◆ **WHAT NEEDS TO BE DONE**
Only a number is wanted: how many lines in these records contain the word "JSON"?

◆ **Lines of data**
━━━━

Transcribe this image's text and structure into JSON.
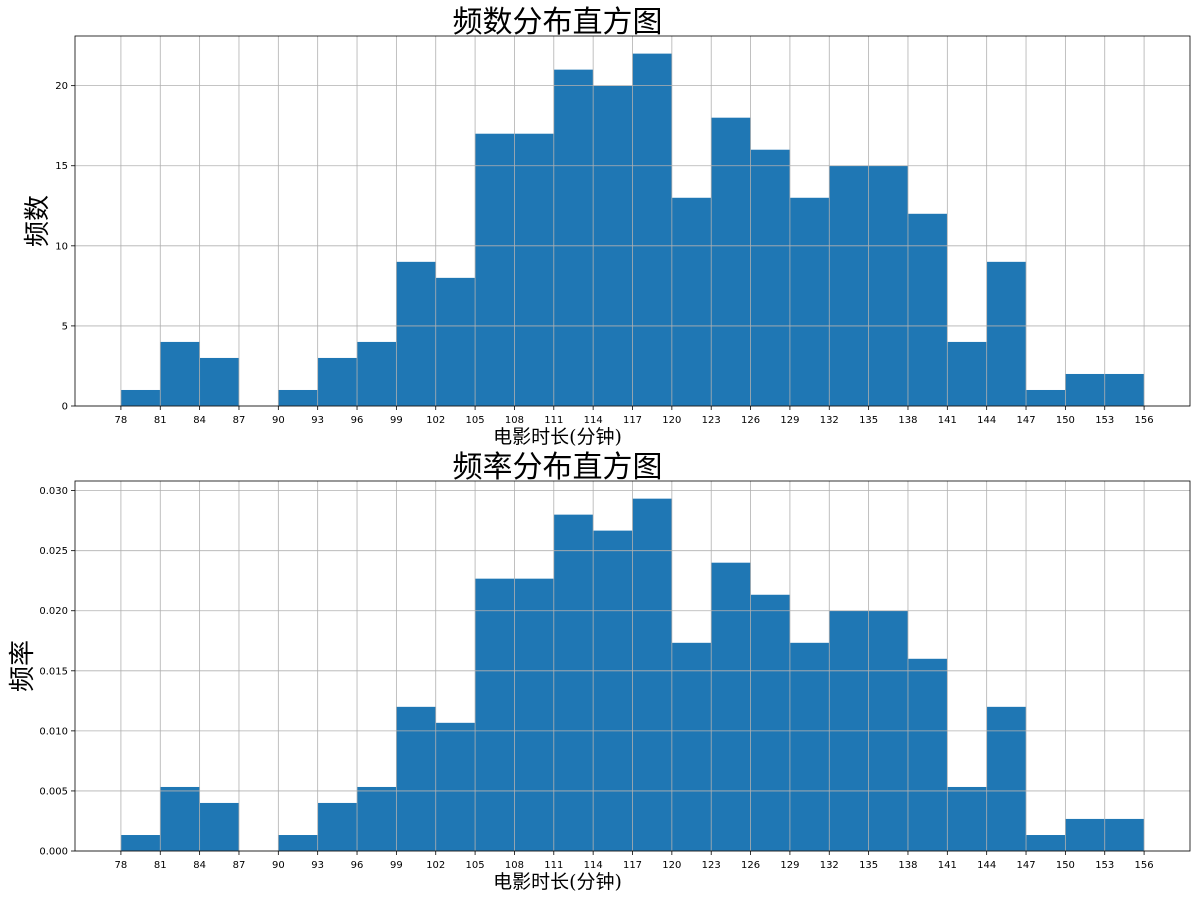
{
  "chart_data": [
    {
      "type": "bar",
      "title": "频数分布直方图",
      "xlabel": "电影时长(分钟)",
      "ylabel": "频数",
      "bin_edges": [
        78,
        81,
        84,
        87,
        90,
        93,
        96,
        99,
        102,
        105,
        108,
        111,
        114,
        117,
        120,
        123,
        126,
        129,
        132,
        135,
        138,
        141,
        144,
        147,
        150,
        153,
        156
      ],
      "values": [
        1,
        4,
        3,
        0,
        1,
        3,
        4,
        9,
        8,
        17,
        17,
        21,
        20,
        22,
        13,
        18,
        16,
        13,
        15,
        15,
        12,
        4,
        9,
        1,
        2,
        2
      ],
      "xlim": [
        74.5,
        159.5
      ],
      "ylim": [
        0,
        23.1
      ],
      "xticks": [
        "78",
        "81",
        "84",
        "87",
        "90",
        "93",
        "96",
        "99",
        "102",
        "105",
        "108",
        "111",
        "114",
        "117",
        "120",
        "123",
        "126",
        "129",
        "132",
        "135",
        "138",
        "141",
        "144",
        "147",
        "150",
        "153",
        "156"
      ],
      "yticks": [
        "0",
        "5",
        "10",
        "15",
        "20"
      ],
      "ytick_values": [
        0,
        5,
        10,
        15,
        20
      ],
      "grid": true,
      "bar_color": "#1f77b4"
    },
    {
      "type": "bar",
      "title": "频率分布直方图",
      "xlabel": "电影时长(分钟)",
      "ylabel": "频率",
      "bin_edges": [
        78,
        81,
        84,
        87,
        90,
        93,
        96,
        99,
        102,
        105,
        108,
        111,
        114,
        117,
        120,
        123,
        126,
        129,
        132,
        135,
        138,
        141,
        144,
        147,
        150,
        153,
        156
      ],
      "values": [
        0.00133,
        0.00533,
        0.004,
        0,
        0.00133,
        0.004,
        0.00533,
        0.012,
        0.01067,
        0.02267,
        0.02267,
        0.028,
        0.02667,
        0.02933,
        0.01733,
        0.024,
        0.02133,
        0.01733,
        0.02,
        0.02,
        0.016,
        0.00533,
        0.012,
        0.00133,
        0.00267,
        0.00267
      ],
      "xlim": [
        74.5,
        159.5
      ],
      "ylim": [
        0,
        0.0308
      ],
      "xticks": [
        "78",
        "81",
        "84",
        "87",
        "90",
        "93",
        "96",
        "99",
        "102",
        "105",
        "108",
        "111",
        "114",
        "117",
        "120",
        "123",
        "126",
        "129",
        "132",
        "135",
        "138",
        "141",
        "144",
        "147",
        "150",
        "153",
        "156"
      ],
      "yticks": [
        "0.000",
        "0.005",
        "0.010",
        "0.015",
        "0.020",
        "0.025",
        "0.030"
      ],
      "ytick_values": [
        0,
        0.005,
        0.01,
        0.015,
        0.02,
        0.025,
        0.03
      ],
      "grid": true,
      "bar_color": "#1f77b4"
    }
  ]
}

━━━━

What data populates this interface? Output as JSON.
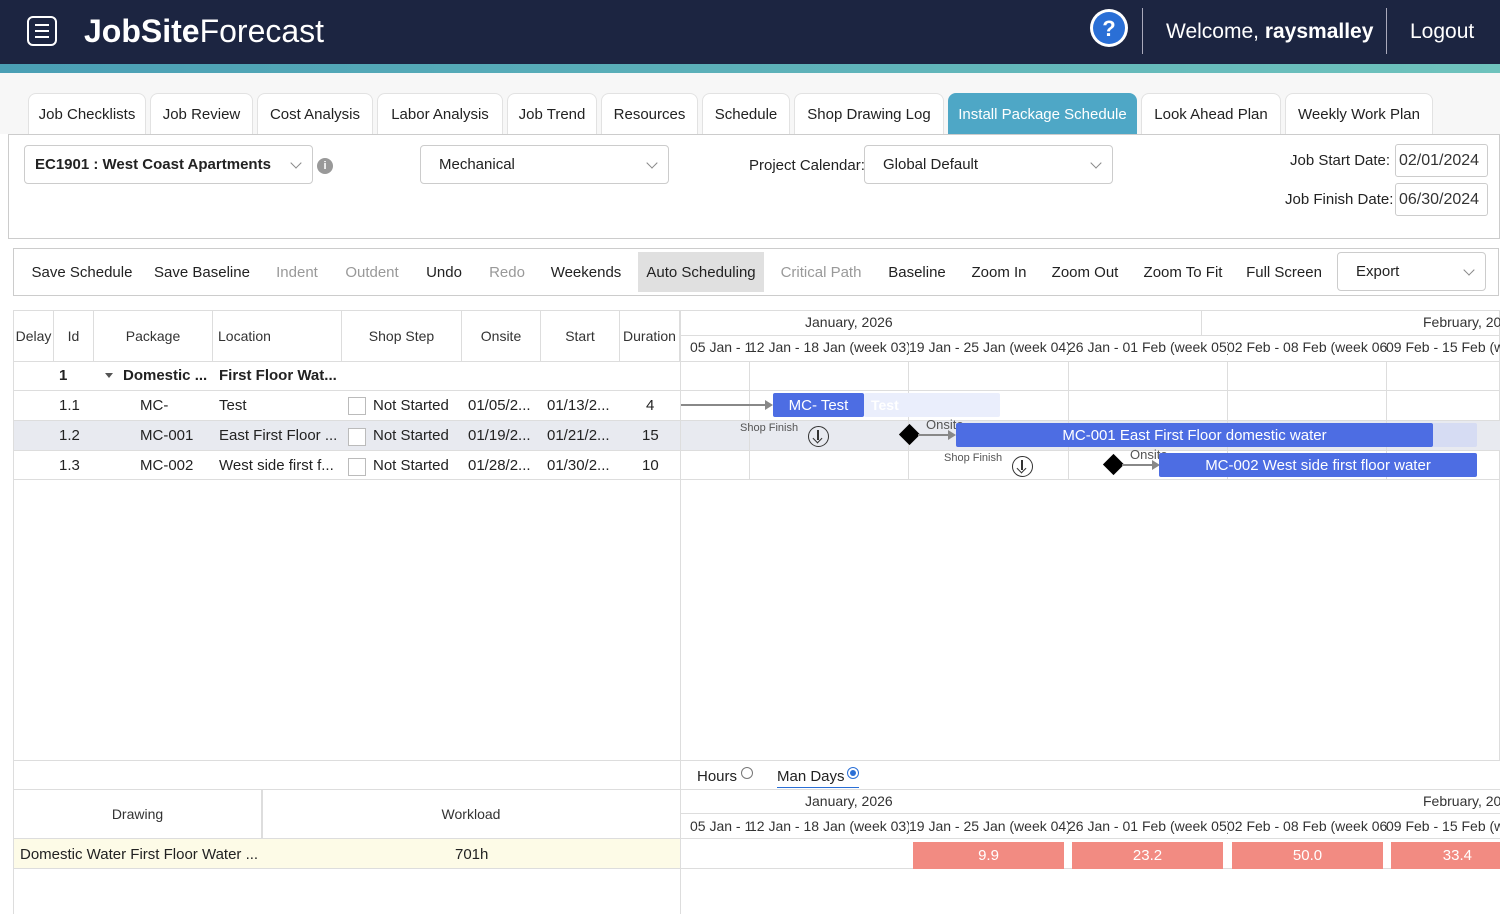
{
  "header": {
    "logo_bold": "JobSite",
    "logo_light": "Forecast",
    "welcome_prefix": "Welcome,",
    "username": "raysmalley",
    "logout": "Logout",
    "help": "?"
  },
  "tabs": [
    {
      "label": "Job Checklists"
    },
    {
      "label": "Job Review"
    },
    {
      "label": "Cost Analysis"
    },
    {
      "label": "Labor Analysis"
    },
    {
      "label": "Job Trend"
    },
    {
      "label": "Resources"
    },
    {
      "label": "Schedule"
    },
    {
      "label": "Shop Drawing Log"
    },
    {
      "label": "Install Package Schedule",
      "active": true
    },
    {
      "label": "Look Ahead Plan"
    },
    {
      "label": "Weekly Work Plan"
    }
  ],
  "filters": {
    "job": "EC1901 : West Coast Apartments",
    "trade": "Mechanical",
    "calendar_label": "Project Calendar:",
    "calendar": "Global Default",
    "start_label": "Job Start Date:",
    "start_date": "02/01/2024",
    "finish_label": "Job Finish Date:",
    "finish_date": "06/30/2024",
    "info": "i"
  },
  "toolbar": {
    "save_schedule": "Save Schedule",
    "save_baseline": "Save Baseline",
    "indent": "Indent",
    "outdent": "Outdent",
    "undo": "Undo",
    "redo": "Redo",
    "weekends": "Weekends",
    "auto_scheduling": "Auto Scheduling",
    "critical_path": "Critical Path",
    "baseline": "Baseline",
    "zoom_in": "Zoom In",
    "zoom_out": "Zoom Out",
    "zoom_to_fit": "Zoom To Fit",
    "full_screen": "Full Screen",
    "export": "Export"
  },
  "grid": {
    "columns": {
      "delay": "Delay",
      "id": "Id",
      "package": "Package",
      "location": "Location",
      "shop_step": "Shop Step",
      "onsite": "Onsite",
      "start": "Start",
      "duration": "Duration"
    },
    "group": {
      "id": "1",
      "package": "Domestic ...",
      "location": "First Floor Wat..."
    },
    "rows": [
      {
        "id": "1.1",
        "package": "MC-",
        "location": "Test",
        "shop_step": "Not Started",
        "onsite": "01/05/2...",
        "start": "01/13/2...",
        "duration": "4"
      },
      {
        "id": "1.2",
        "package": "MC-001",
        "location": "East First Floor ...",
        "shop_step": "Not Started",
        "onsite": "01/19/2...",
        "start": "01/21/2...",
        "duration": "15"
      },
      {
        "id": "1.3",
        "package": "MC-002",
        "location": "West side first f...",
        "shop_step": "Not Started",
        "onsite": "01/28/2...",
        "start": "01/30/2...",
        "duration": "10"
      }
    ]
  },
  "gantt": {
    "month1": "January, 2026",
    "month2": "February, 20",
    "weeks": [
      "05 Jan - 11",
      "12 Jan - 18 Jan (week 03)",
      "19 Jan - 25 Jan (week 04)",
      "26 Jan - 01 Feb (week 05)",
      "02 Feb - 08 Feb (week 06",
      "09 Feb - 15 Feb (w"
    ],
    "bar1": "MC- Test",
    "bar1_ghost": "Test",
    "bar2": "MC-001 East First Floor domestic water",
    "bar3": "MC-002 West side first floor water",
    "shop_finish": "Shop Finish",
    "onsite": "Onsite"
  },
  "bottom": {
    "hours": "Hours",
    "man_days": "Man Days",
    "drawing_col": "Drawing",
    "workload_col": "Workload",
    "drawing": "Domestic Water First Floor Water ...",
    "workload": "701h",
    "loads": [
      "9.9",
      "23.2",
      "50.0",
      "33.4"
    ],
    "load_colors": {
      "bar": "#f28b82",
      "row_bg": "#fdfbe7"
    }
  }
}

━━━━

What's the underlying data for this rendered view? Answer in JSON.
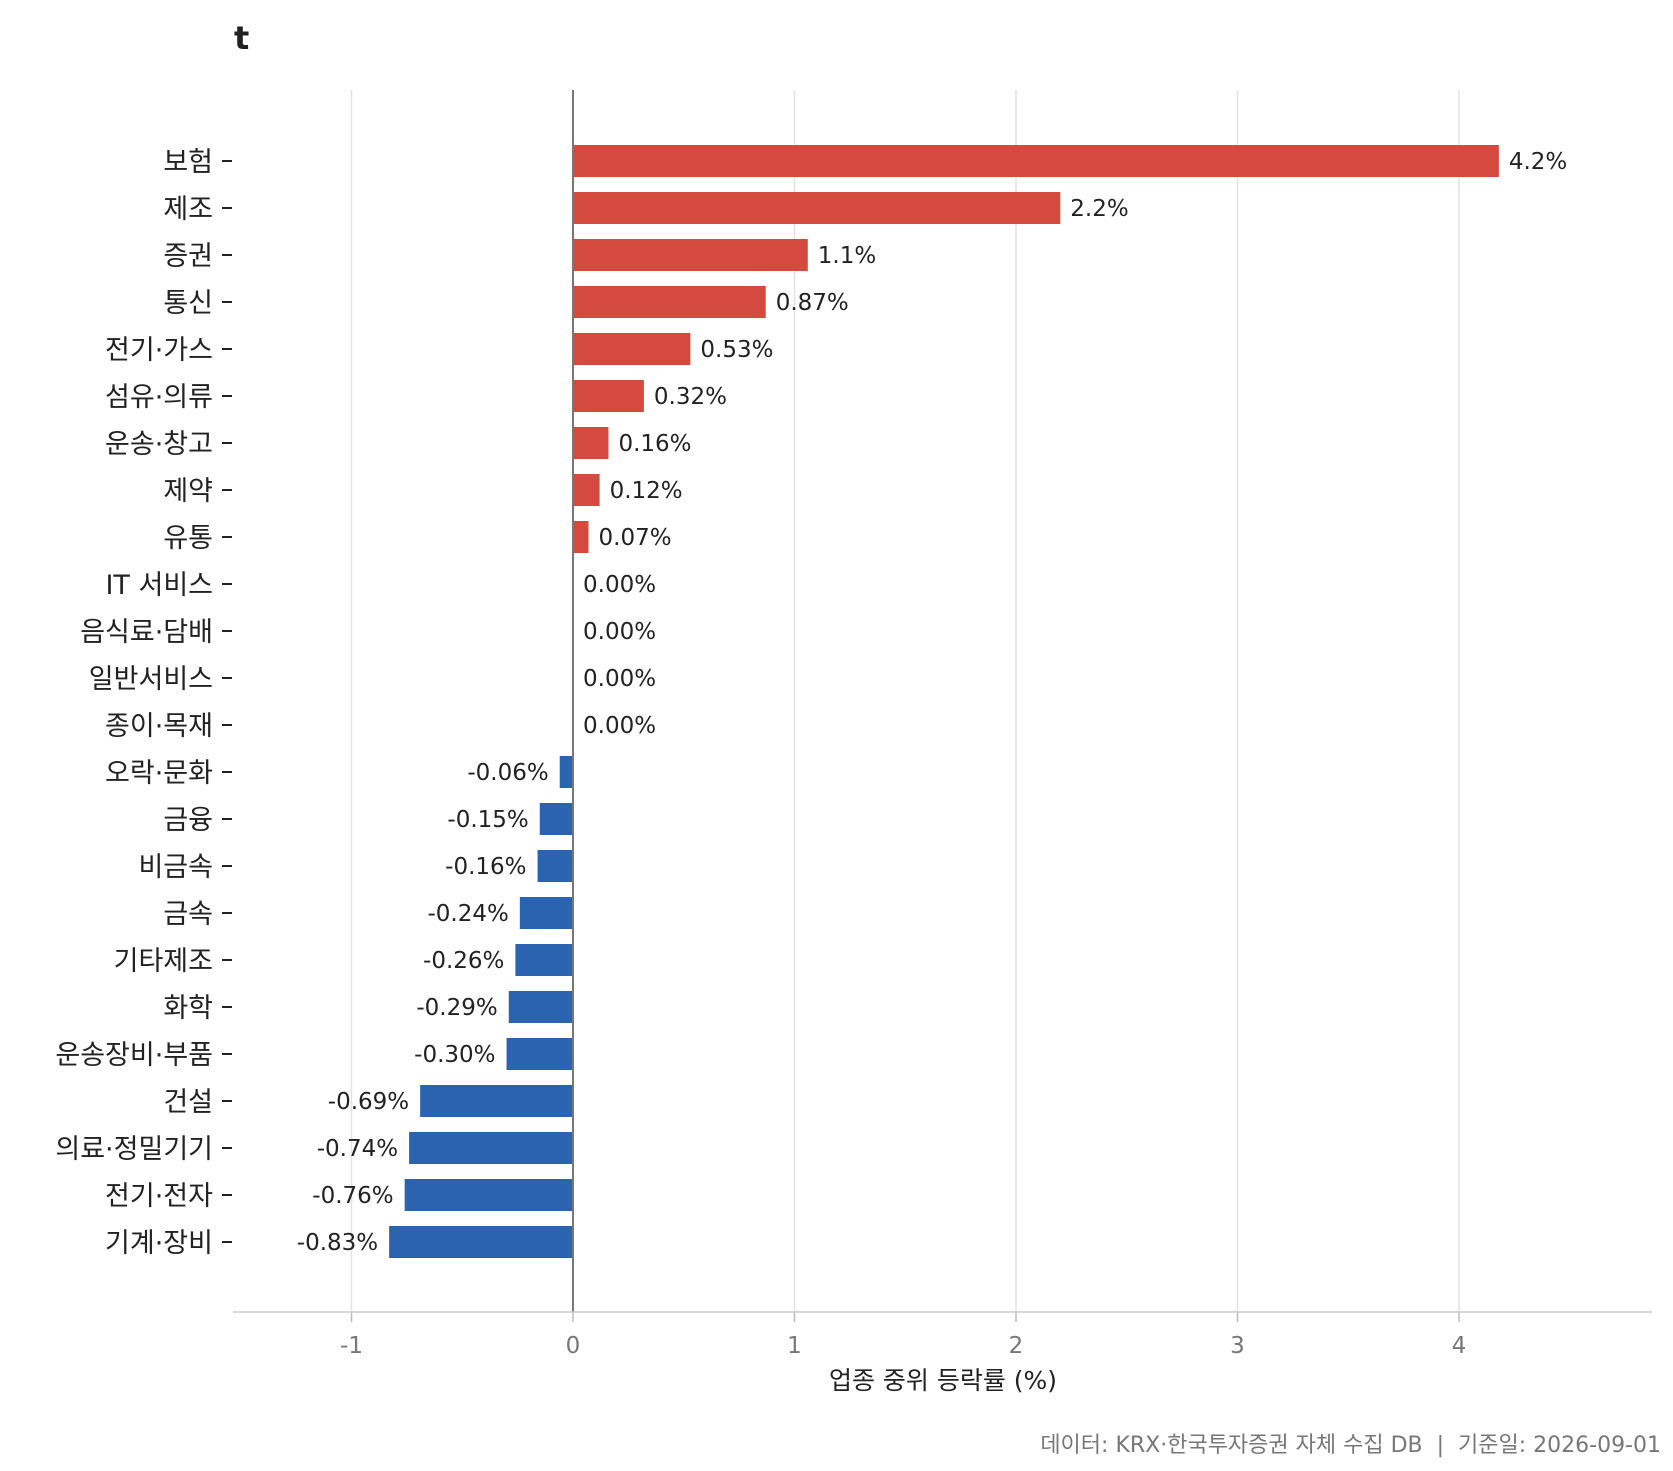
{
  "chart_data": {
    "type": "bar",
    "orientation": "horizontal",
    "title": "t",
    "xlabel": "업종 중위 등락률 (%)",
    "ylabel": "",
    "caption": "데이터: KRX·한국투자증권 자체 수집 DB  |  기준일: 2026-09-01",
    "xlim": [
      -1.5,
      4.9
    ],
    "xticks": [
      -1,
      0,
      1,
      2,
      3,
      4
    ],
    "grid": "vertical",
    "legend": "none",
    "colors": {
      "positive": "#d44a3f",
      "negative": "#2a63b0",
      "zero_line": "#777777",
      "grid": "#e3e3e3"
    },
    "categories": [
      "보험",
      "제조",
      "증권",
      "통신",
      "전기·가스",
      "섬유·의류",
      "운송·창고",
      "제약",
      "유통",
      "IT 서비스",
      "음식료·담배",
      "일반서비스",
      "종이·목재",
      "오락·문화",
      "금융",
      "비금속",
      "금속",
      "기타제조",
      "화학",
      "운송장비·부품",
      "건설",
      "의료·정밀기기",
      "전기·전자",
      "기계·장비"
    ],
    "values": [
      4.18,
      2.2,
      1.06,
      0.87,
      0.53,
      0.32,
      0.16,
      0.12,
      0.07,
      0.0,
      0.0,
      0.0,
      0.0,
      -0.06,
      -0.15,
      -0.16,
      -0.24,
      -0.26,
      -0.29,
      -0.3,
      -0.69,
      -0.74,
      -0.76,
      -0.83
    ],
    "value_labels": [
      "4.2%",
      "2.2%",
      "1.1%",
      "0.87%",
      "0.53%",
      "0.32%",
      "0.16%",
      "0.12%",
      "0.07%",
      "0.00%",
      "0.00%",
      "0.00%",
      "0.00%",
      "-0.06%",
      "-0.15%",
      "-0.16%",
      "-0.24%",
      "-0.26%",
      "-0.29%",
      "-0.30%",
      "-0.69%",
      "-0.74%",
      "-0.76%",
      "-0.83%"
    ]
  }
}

━━━━

◆ **FINAL RESULT**
3